* _GIVEN RECORDS_
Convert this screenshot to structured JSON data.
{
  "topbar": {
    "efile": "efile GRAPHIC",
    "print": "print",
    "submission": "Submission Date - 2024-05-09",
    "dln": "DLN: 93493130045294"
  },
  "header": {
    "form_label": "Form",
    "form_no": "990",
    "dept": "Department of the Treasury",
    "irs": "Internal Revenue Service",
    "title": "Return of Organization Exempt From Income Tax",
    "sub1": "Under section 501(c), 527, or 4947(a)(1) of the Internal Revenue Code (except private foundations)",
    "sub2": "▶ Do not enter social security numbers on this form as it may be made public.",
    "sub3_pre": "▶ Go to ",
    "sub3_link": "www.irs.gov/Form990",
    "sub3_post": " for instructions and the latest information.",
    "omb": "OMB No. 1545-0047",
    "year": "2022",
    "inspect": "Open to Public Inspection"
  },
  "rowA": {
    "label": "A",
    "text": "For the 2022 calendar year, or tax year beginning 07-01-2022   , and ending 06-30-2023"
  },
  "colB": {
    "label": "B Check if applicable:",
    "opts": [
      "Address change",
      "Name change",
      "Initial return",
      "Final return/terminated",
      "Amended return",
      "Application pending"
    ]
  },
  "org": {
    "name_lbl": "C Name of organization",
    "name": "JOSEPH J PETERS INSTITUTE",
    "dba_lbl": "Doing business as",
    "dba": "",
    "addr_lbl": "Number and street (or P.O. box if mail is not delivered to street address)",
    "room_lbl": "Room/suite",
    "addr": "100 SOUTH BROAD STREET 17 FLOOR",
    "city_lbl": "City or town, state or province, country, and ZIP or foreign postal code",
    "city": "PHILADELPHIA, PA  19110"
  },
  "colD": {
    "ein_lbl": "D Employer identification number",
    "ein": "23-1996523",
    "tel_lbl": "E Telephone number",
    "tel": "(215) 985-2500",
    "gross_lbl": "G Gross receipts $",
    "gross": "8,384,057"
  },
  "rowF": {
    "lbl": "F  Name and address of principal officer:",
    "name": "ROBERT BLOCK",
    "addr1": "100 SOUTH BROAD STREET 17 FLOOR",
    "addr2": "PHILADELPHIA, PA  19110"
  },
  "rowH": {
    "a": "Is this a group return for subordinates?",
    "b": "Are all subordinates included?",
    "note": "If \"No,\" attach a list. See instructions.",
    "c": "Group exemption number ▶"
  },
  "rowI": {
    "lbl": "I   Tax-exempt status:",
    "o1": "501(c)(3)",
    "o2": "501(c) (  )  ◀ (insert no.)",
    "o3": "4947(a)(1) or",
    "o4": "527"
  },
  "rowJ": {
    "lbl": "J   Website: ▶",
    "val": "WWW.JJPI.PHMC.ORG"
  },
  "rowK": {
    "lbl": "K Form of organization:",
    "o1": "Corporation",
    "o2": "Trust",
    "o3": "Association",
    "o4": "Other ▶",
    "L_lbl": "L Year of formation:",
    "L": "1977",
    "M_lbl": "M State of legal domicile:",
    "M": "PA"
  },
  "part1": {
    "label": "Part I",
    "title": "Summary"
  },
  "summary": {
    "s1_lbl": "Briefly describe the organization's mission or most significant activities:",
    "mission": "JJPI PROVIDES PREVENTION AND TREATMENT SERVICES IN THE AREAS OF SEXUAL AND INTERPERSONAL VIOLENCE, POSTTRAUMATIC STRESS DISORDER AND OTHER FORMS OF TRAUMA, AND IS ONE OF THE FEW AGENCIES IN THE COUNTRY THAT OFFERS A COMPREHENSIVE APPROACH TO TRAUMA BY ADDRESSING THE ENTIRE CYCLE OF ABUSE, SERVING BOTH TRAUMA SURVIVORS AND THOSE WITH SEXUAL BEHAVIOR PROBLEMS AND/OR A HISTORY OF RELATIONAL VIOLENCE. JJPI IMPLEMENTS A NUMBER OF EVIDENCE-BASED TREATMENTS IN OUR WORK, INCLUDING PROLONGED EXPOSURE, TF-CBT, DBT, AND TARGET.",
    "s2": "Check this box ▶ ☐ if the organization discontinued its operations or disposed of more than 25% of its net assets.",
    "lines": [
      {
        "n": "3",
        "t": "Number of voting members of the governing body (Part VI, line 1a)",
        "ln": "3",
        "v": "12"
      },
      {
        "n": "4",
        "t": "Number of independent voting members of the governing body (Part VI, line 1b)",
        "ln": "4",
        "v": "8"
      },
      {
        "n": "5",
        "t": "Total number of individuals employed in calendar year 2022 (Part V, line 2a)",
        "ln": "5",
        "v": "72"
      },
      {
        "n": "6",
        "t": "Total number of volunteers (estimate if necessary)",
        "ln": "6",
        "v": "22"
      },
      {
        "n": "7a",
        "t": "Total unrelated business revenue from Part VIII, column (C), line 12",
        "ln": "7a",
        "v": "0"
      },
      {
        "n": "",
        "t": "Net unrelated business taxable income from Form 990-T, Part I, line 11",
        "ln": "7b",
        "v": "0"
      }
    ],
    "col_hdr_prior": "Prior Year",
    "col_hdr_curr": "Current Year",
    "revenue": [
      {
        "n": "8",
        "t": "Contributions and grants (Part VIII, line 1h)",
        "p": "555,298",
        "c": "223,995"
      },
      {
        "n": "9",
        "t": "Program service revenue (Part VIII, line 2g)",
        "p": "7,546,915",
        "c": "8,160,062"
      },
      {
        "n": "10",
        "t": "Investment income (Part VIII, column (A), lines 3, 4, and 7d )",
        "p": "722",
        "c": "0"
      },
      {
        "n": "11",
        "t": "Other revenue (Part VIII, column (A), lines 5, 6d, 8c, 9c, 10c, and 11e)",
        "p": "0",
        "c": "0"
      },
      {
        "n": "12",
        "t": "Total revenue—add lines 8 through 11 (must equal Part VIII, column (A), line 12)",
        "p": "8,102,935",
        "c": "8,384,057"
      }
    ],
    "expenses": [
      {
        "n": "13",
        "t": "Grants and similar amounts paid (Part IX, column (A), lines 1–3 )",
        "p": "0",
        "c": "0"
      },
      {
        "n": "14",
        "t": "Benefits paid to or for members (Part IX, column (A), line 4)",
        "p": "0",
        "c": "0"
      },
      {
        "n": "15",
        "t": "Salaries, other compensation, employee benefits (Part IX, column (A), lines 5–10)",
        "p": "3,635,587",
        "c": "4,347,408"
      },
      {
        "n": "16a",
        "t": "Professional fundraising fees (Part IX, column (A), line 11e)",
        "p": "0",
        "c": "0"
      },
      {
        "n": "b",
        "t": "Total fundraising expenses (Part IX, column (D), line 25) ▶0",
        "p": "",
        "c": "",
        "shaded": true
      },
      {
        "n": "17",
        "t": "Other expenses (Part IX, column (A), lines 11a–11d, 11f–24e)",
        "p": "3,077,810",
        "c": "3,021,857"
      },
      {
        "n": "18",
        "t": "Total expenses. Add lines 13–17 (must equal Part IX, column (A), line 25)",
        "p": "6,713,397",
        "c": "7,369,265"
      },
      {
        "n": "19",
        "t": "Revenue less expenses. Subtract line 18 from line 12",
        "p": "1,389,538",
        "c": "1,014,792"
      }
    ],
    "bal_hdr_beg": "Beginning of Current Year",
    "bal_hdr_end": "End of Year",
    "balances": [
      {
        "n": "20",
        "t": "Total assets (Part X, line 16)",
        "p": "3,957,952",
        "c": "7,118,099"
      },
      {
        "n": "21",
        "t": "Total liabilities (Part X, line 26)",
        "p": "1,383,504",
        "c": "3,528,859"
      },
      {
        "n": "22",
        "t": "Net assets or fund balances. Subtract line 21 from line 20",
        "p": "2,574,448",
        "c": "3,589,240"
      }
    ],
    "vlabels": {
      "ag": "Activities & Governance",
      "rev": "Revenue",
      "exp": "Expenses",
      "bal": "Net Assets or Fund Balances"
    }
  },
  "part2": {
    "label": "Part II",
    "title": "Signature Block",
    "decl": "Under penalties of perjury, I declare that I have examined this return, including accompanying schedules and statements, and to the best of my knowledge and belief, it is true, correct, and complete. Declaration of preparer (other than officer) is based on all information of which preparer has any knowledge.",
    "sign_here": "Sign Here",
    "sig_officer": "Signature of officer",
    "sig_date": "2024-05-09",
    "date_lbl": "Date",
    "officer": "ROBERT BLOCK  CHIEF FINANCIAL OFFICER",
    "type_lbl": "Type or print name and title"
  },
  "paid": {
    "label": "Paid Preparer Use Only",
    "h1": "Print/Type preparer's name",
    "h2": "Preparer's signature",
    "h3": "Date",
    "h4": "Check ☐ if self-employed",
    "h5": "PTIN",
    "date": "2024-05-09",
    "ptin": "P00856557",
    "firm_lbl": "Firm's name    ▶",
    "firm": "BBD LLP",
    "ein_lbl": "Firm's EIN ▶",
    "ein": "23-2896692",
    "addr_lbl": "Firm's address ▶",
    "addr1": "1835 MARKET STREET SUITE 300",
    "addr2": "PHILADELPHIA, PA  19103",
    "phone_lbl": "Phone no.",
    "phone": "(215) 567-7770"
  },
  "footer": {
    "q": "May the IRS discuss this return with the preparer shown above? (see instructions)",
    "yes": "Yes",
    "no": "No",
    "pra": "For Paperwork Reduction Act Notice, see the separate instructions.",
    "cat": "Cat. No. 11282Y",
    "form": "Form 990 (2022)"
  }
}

* _WORK REQUIRED_
Within the listing above, work out how many lines contain the string "Subtract", and reply with that number only.

* _FINAL ANSWER_
2